Problem description
Identify the lines that contain the string "Revenue" and copy all of them.

** Start of Recorded information **

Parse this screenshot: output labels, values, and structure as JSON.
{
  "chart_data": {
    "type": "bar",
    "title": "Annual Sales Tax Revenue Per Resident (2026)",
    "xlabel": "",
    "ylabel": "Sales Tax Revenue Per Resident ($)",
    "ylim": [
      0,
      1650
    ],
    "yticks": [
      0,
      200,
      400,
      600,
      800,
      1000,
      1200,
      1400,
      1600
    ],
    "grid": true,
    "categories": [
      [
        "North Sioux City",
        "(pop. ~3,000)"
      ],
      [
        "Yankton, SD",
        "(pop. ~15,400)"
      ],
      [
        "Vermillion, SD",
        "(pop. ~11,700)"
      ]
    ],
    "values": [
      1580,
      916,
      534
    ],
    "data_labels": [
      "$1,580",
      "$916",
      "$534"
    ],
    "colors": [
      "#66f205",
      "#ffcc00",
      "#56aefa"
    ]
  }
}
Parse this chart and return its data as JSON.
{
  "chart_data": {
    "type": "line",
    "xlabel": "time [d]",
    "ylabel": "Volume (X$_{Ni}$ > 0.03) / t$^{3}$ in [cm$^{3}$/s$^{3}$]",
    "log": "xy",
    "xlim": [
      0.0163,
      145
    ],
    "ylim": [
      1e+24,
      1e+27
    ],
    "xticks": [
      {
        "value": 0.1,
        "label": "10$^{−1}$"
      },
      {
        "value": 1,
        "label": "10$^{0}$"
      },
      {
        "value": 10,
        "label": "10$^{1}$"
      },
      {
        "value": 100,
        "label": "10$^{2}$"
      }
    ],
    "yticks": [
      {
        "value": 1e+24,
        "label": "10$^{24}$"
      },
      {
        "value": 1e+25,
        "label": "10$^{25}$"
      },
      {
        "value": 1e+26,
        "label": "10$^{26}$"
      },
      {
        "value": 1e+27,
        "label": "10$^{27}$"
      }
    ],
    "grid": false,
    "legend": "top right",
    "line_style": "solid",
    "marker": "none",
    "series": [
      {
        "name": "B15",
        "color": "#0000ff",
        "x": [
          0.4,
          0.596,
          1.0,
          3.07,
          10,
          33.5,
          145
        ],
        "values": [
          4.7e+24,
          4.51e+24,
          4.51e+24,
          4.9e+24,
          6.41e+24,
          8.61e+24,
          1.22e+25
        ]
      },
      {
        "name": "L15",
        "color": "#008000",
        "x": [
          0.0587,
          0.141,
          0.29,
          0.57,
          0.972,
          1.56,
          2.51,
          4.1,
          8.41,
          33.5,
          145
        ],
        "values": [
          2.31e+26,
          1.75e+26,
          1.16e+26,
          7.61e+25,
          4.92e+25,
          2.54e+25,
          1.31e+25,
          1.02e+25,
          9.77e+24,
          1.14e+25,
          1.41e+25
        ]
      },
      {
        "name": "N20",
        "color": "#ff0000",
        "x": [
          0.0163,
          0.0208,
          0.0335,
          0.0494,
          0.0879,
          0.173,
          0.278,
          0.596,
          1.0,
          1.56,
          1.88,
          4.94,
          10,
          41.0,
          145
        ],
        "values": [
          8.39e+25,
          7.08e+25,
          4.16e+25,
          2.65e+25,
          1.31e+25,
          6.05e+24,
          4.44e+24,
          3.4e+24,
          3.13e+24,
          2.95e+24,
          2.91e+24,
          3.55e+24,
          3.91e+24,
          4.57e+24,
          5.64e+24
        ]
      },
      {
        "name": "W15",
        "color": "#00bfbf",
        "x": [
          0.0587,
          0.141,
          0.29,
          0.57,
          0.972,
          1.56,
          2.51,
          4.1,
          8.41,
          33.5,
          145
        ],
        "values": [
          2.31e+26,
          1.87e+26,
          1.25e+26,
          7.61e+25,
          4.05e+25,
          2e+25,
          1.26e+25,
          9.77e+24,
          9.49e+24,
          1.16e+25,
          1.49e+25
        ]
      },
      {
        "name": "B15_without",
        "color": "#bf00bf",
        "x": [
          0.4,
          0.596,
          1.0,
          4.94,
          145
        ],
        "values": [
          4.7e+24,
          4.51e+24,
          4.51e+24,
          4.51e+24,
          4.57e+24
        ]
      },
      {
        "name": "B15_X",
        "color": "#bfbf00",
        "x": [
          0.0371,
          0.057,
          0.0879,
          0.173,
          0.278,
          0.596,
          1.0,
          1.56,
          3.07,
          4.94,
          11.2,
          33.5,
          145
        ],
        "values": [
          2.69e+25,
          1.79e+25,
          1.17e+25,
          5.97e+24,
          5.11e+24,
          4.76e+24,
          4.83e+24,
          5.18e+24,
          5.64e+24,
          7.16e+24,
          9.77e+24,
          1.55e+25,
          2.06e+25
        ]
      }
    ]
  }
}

** End of Recorded information **

Solution
    "title": "Annual Sales Tax Revenue Per Resident (2026)",
    "ylabel": "Sales Tax Revenue Per Resident ($)",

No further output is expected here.